Copy each line below without leaving any out.

> [RECORDS FOR THE TASK]:
● ● ● ● ● ● ●

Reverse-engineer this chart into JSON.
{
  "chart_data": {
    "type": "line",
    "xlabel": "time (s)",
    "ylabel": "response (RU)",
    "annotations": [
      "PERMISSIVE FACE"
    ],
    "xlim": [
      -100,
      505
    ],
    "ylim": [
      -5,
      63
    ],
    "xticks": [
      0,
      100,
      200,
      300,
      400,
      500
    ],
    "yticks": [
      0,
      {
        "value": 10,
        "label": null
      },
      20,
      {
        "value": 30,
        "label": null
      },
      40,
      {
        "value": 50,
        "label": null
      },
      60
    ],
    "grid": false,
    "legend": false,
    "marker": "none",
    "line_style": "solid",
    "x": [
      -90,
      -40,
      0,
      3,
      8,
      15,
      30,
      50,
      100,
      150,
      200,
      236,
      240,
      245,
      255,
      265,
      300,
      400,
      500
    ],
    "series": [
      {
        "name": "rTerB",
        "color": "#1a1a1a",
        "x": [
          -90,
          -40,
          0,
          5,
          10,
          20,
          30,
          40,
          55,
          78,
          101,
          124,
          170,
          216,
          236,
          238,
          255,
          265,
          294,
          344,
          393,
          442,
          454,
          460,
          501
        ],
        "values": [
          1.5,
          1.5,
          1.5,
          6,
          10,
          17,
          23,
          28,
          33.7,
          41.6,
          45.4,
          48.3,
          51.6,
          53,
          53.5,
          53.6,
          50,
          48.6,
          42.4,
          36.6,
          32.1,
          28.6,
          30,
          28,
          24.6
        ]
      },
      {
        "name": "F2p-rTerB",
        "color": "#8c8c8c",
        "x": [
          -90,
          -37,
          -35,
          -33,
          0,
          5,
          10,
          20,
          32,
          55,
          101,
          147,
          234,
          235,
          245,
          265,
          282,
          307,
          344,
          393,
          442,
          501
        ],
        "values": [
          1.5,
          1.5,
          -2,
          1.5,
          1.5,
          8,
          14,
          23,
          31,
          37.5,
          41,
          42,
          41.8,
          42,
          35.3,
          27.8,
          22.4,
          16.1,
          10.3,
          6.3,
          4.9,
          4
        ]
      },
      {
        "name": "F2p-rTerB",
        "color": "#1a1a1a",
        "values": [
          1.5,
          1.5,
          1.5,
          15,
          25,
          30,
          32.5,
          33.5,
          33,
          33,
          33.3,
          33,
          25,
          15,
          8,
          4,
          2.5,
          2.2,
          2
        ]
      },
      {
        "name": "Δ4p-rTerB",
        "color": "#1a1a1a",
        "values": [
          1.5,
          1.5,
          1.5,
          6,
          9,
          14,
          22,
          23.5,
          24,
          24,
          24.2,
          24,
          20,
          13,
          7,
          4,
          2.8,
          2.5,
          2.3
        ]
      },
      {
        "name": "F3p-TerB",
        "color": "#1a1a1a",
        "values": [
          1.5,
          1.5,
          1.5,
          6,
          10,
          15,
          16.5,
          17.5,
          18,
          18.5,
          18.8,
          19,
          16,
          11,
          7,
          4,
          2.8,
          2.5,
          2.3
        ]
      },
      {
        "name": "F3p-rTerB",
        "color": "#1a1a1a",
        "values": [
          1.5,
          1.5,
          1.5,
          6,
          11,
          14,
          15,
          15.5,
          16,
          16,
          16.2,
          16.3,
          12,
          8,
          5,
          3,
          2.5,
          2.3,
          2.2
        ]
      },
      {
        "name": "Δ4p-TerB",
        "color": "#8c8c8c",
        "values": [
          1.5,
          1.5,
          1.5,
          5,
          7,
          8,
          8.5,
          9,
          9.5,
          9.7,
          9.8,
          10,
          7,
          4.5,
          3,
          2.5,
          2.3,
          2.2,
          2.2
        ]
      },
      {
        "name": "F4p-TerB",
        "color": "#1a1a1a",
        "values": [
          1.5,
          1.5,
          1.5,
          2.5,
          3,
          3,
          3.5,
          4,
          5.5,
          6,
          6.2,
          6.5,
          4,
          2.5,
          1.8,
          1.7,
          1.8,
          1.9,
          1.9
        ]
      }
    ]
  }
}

● ● ● ● ● ● ●

> [ANSWER TO THIS EXERCISE]:
Reverse-engineer this chart into JSON.
{
  "chart_data": {
    "type": "line",
    "xlabel": "time (s)",
    "ylabel": "response (RU)",
    "annotations": [
      "PERMISSIVE FACE"
    ],
    "xlim": [
      -100,
      505
    ],
    "ylim": [
      -5,
      63
    ],
    "xticks": [
      0,
      100,
      200,
      300,
      400,
      500
    ],
    "yticks": [
      0,
      {
        "value": 10,
        "label": null
      },
      20,
      {
        "value": 30,
        "label": null
      },
      40,
      {
        "value": 50,
        "label": null
      },
      60
    ],
    "grid": false,
    "legend": false,
    "marker": "none",
    "line_style": "solid",
    "x": [
      -90,
      -40,
      0,
      3,
      8,
      15,
      30,
      50,
      100,
      150,
      200,
      236,
      240,
      245,
      255,
      265,
      300,
      400,
      500
    ],
    "series": [
      {
        "name": "rTerB",
        "color": "#1a1a1a",
        "x": [
          -90,
          -40,
          0,
          5,
          10,
          20,
          30,
          40,
          55,
          78,
          101,
          124,
          170,
          216,
          236,
          238,
          255,
          265,
          294,
          344,
          393,
          442,
          454,
          460,
          501
        ],
        "values": [
          1.5,
          1.5,
          1.5,
          6,
          10,
          17,
          23,
          28,
          33.7,
          41.6,
          45.4,
          48.3,
          51.6,
          53,
          53.5,
          53.6,
          50,
          48.6,
          42.4,
          36.6,
          32.1,
          28.6,
          30,
          28,
          24.6
        ]
      },
      {
        "name": "F2p-rTerB",
        "color": "#8c8c8c",
        "x": [
          -90,
          -37,
          -35,
          -33,
          0,
          5,
          10,
          20,
          32,
          55,
          101,
          147,
          234,
          235,
          245,
          265,
          282,
          307,
          344,
          393,
          442,
          501
        ],
        "values": [
          1.5,
          1.5,
          -2,
          1.5,
          1.5,
          8,
          14,
          23,
          31,
          37.5,
          41,
          42,
          41.8,
          42,
          35.3,
          27.8,
          22.4,
          16.1,
          10.3,
          6.3,
          4.9,
          4
        ]
      },
      {
        "name": "F2p-rTerB",
        "color": "#1a1a1a",
        "values": [
          1.5,
          1.5,
          1.5,
          15,
          25,
          30,
          32.5,
          33.5,
          33,
          33,
          33.3,
          33,
          25,
          15,
          8,
          4,
          2.5,
          2.2,
          2
        ]
      },
      {
        "name": "Δ4p-rTerB",
        "color": "#1a1a1a",
        "values": [
          1.5,
          1.5,
          1.5,
          6,
          9,
          14,
          22,
          23.5,
          24,
          24,
          24.2,
          24,
          20,
          13,
          7,
          4,
          2.8,
          2.5,
          2.3
        ]
      },
      {
        "name": "F3p-TerB",
        "color": "#1a1a1a",
        "values": [
          1.5,
          1.5,
          1.5,
          6,
          10,
          15,
          16.5,
          17.5,
          18,
          18.5,
          18.8,
          19,
          16,
          11,
          7,
          4,
          2.8,
          2.5,
          2.3
        ]
      },
      {
        "name": "F3p-rTerB",
        "color": "#1a1a1a",
        "values": [
          1.5,
          1.5,
          1.5,
          6,
          11,
          14,
          15,
          15.5,
          16,
          16,
          16.2,
          16.3,
          12,
          8,
          5,
          3,
          2.5,
          2.3,
          2.2
        ]
      },
      {
        "name": "Δ4p-TerB",
        "color": "#8c8c8c",
        "values": [
          1.5,
          1.5,
          1.5,
          5,
          7,
          8,
          8.5,
          9,
          9.5,
          9.7,
          9.8,
          10,
          7,
          4.5,
          3,
          2.5,
          2.3,
          2.2,
          2.2
        ]
      },
      {
        "name": "F4p-TerB",
        "color": "#1a1a1a",
        "values": [
          1.5,
          1.5,
          1.5,
          2.5,
          3,
          3,
          3.5,
          4,
          5.5,
          6,
          6.2,
          6.5,
          4,
          2.5,
          1.8,
          1.7,
          1.8,
          1.9,
          1.9
        ]
      }
    ]
  }
}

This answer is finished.